▶ YOUR GOAL
Copy out the whole listing exactly as written, leaving the pictures behind.
____
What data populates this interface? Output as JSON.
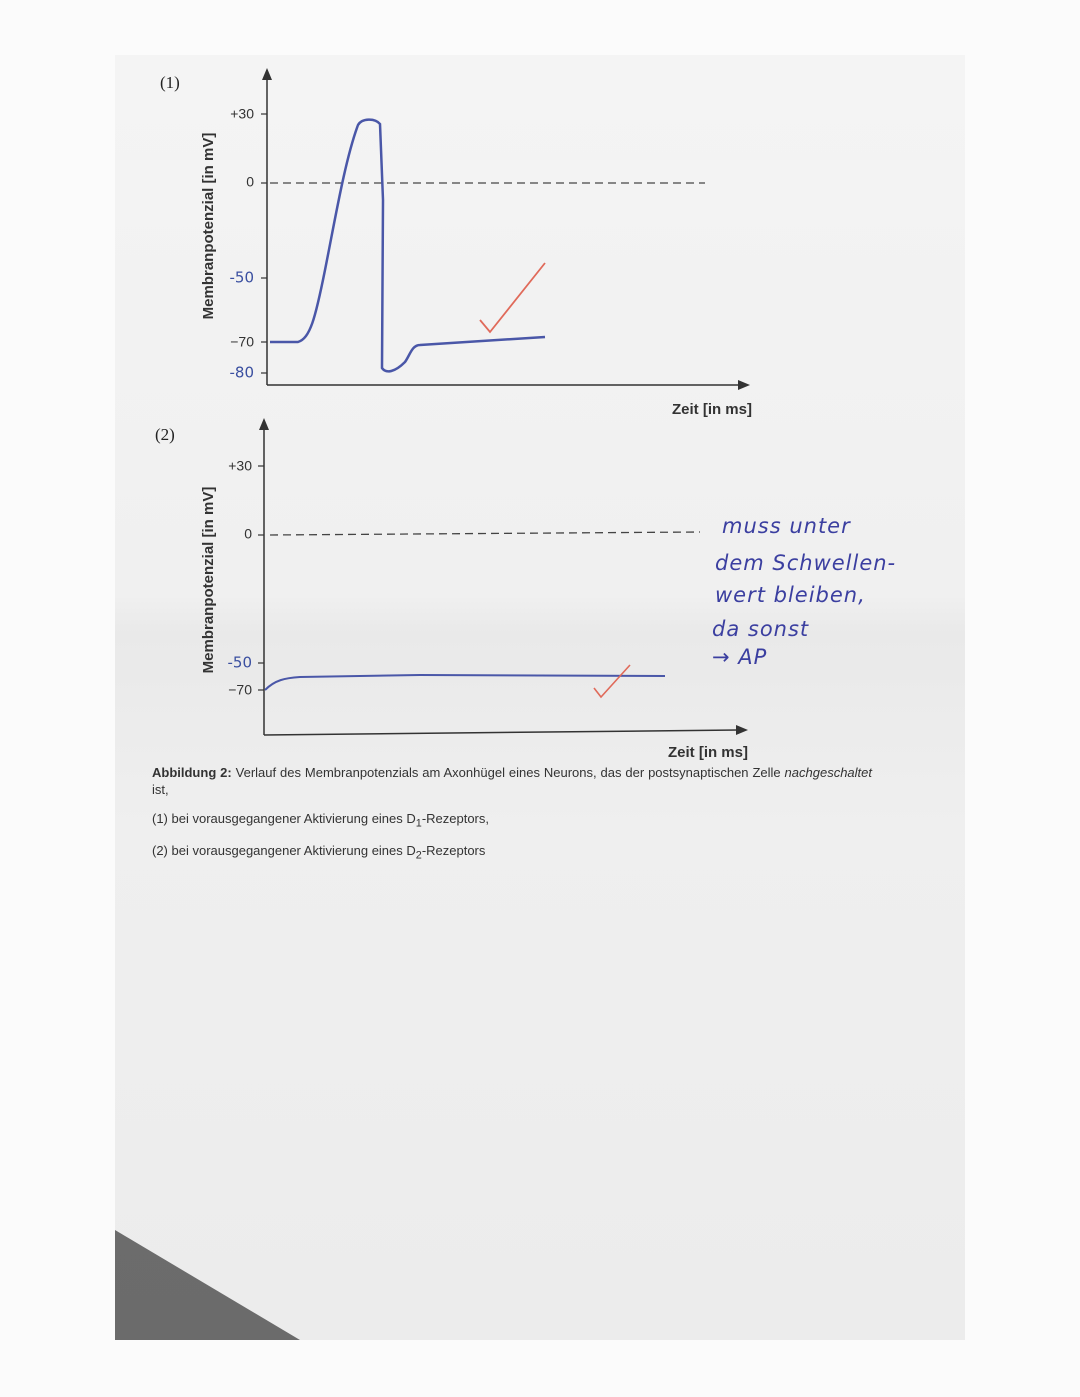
{
  "figures": [
    {
      "panel": "(1)",
      "y_axis_label": "Membranpotenzial [in mV]",
      "x_axis_label": "Zeit [in ms]",
      "tick_labels": [
        "+30",
        "0",
        "-50",
        "−70",
        "-80"
      ]
    },
    {
      "panel": "(2)",
      "y_axis_label": "Membranpotenzial [in mV]",
      "x_axis_label": "Zeit [in ms]",
      "tick_labels": [
        "+30",
        "0",
        "-50",
        "−70"
      ]
    }
  ],
  "annotation": [
    "muss unter",
    "dem Schwellen-",
    "wert bleiben,",
    "da sonst",
    "→ AP"
  ],
  "caption": {
    "label": "Abbildung 2:",
    "text": "Verlauf des Membranpotenzials am Axonhügel eines Neurons, das der postsynaptischen Zelle",
    "italic": "nachgeschaltet",
    "end": "ist,",
    "items": [
      {
        "before": "(1) bei vorausgegangener Aktivierung eines D",
        "sub": "1",
        "after": "-Rezeptors,"
      },
      {
        "before": "(2) bei vorausgegangener Aktivierung eines D",
        "sub": "2",
        "after": "-Rezeptors"
      }
    ]
  }
}
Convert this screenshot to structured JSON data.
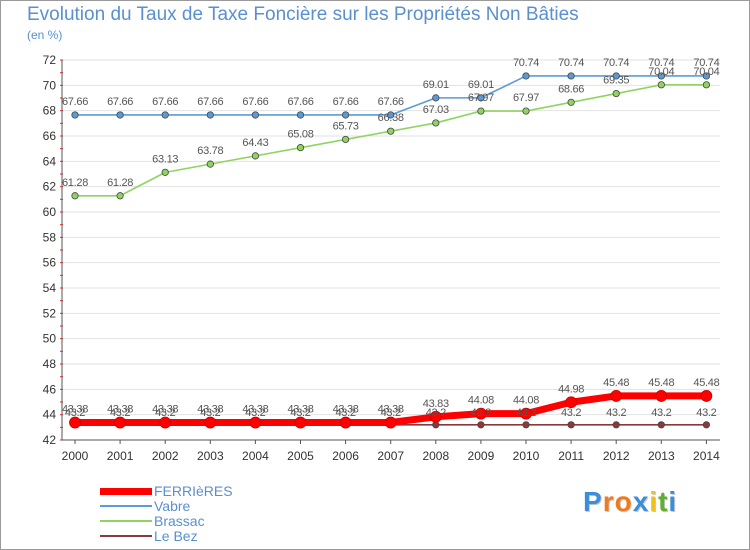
{
  "chart_data": {
    "type": "line",
    "title": "Evolution du Taux de Taxe Foncière sur les Propriétés Non Bâties",
    "ylabel": "(en %)",
    "xlabel": "",
    "ylim": [
      42,
      72
    ],
    "yticks": [
      "42",
      "44",
      "46",
      "48",
      "50",
      "52",
      "54",
      "56",
      "58",
      "60",
      "62",
      "64",
      "66",
      "68",
      "70",
      "72"
    ],
    "categories": [
      "2000",
      "2001",
      "2002",
      "2003",
      "2004",
      "2005",
      "2006",
      "2007",
      "2008",
      "2009",
      "2010",
      "2011",
      "2012",
      "2013",
      "2014"
    ],
    "series": [
      {
        "name": "FERRIèRES",
        "color": "#ff0000",
        "values": [
          43.38,
          43.38,
          43.38,
          43.38,
          43.38,
          43.38,
          43.38,
          43.38,
          43.83,
          44.08,
          44.08,
          44.98,
          45.48,
          45.48,
          45.48
        ],
        "labels": [
          "43.38",
          "43.38",
          "43.38",
          "43.38",
          "43.38",
          "43.38",
          "43.38",
          "43.38",
          "43.83",
          "44.08",
          "44.08",
          "44.98",
          "45.48",
          "45.48",
          "45.48"
        ]
      },
      {
        "name": "Vabre",
        "color": "#5b9bd5",
        "values": [
          67.66,
          67.66,
          67.66,
          67.66,
          67.66,
          67.66,
          67.66,
          67.66,
          69.01,
          69.01,
          70.74,
          70.74,
          70.74,
          70.74,
          70.74
        ],
        "labels": [
          "67.66",
          "67.66",
          "67.66",
          "67.66",
          "67.66",
          "67.66",
          "67.66",
          "67.66",
          "69.01",
          "69.01",
          "70.74",
          "70.74",
          "70.74",
          "70.74",
          "70.74"
        ]
      },
      {
        "name": "Brassac",
        "color": "#8fd460",
        "values": [
          61.28,
          61.28,
          63.13,
          63.78,
          64.43,
          65.08,
          65.73,
          66.38,
          67.03,
          67.97,
          67.97,
          68.66,
          69.35,
          70.04,
          70.04
        ],
        "labels": [
          "61.28",
          "61.28",
          "63.13",
          "63.78",
          "64.43",
          "65.08",
          "65.73",
          "66.38",
          "67.03",
          "67.97",
          "67.97",
          "68.66",
          "69.35",
          "70.04",
          "70.04"
        ]
      },
      {
        "name": "Le Bez",
        "color": "#8a3a3a",
        "values": [
          43.2,
          43.2,
          43.2,
          43.2,
          43.2,
          43.2,
          43.2,
          43.2,
          43.2,
          43.2,
          43.2,
          43.2,
          43.2,
          43.2,
          43.2
        ],
        "labels": [
          "43.2",
          "43.2",
          "43.2",
          "43.2",
          "43.2",
          "43.2",
          "43.2",
          "43.2",
          "43.2",
          "43.2",
          "43.2",
          "43.2",
          "43.2",
          "43.2",
          "43.2"
        ]
      }
    ],
    "legend_position": "bottom-left"
  },
  "logo": {
    "letters": [
      "P",
      "r",
      "o",
      "x",
      "i",
      "t",
      "i"
    ],
    "colors": [
      "#3a8fd8",
      "#f07a20",
      "#f07a20",
      "#3a8fd8",
      "#f0c020",
      "#60b030",
      "#3a8fd8"
    ]
  }
}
____
▶ RESPONSE TO THIS TASK
What data populates this interface? Output as JSON.
{
  "figures": [
    {
      "panel": "(1)",
      "y_axis_label": "Membranpotenzial [in mV]",
      "x_axis_label": "Zeit [in ms]",
      "tick_labels": [
        "+30",
        "0",
        "-50",
        "−70",
        "-80"
      ]
    },
    {
      "panel": "(2)",
      "y_axis_label": "Membranpotenzial [in mV]",
      "x_axis_label": "Zeit [in ms]",
      "tick_labels": [
        "+30",
        "0",
        "-50",
        "−70"
      ]
    }
  ],
  "annotation": [
    "muss unter",
    "dem Schwellen-",
    "wert bleiben,",
    "da sonst",
    "→ AP"
  ],
  "caption": {
    "label": "Abbildung 2:",
    "text": "Verlauf des Membranpotenzials am Axonhügel eines Neurons, das der postsynaptischen Zelle",
    "italic": "nachgeschaltet",
    "end": "ist,",
    "items": [
      {
        "before": "(1) bei vorausgegangener Aktivierung eines D",
        "sub": "1",
        "after": "-Rezeptors,"
      },
      {
        "before": "(2) bei vorausgegangener Aktivierung eines D",
        "sub": "2",
        "after": "-Rezeptors"
      }
    ]
  }
}
Convert this screenshot to structured JSON data.
{
  "chart_data": {
    "type": "line",
    "title": "Evolution du Taux de Taxe Foncière sur les Propriétés Non Bâties",
    "ylabel": "(en %)",
    "xlabel": "",
    "ylim": [
      42,
      72
    ],
    "yticks": [
      "42",
      "44",
      "46",
      "48",
      "50",
      "52",
      "54",
      "56",
      "58",
      "60",
      "62",
      "64",
      "66",
      "68",
      "70",
      "72"
    ],
    "categories": [
      "2000",
      "2001",
      "2002",
      "2003",
      "2004",
      "2005",
      "2006",
      "2007",
      "2008",
      "2009",
      "2010",
      "2011",
      "2012",
      "2013",
      "2014"
    ],
    "series": [
      {
        "name": "FERRIèRES",
        "color": "#ff0000",
        "values": [
          43.38,
          43.38,
          43.38,
          43.38,
          43.38,
          43.38,
          43.38,
          43.38,
          43.83,
          44.08,
          44.08,
          44.98,
          45.48,
          45.48,
          45.48
        ],
        "labels": [
          "43.38",
          "43.38",
          "43.38",
          "43.38",
          "43.38",
          "43.38",
          "43.38",
          "43.38",
          "43.83",
          "44.08",
          "44.08",
          "44.98",
          "45.48",
          "45.48",
          "45.48"
        ]
      },
      {
        "name": "Vabre",
        "color": "#5b9bd5",
        "values": [
          67.66,
          67.66,
          67.66,
          67.66,
          67.66,
          67.66,
          67.66,
          67.66,
          69.01,
          69.01,
          70.74,
          70.74,
          70.74,
          70.74,
          70.74
        ],
        "labels": [
          "67.66",
          "67.66",
          "67.66",
          "67.66",
          "67.66",
          "67.66",
          "67.66",
          "67.66",
          "69.01",
          "69.01",
          "70.74",
          "70.74",
          "70.74",
          "70.74",
          "70.74"
        ]
      },
      {
        "name": "Brassac",
        "color": "#8fd460",
        "values": [
          61.28,
          61.28,
          63.13,
          63.78,
          64.43,
          65.08,
          65.73,
          66.38,
          67.03,
          67.97,
          67.97,
          68.66,
          69.35,
          70.04,
          70.04
        ],
        "labels": [
          "61.28",
          "61.28",
          "63.13",
          "63.78",
          "64.43",
          "65.08",
          "65.73",
          "66.38",
          "67.03",
          "67.97",
          "67.97",
          "68.66",
          "69.35",
          "70.04",
          "70.04"
        ]
      },
      {
        "name": "Le Bez",
        "color": "#8a3a3a",
        "values": [
          43.2,
          43.2,
          43.2,
          43.2,
          43.2,
          43.2,
          43.2,
          43.2,
          43.2,
          43.2,
          43.2,
          43.2,
          43.2,
          43.2,
          43.2
        ],
        "labels": [
          "43.2",
          "43.2",
          "43.2",
          "43.2",
          "43.2",
          "43.2",
          "43.2",
          "43.2",
          "43.2",
          "43.2",
          "43.2",
          "43.2",
          "43.2",
          "43.2",
          "43.2"
        ]
      }
    ],
    "legend_position": "bottom-left"
  },
  "logo": {
    "letters": [
      "P",
      "r",
      "o",
      "x",
      "i",
      "t",
      "i"
    ],
    "colors": [
      "#3a8fd8",
      "#f07a20",
      "#f07a20",
      "#3a8fd8",
      "#f0c020",
      "#60b030",
      "#3a8fd8"
    ]
  }
}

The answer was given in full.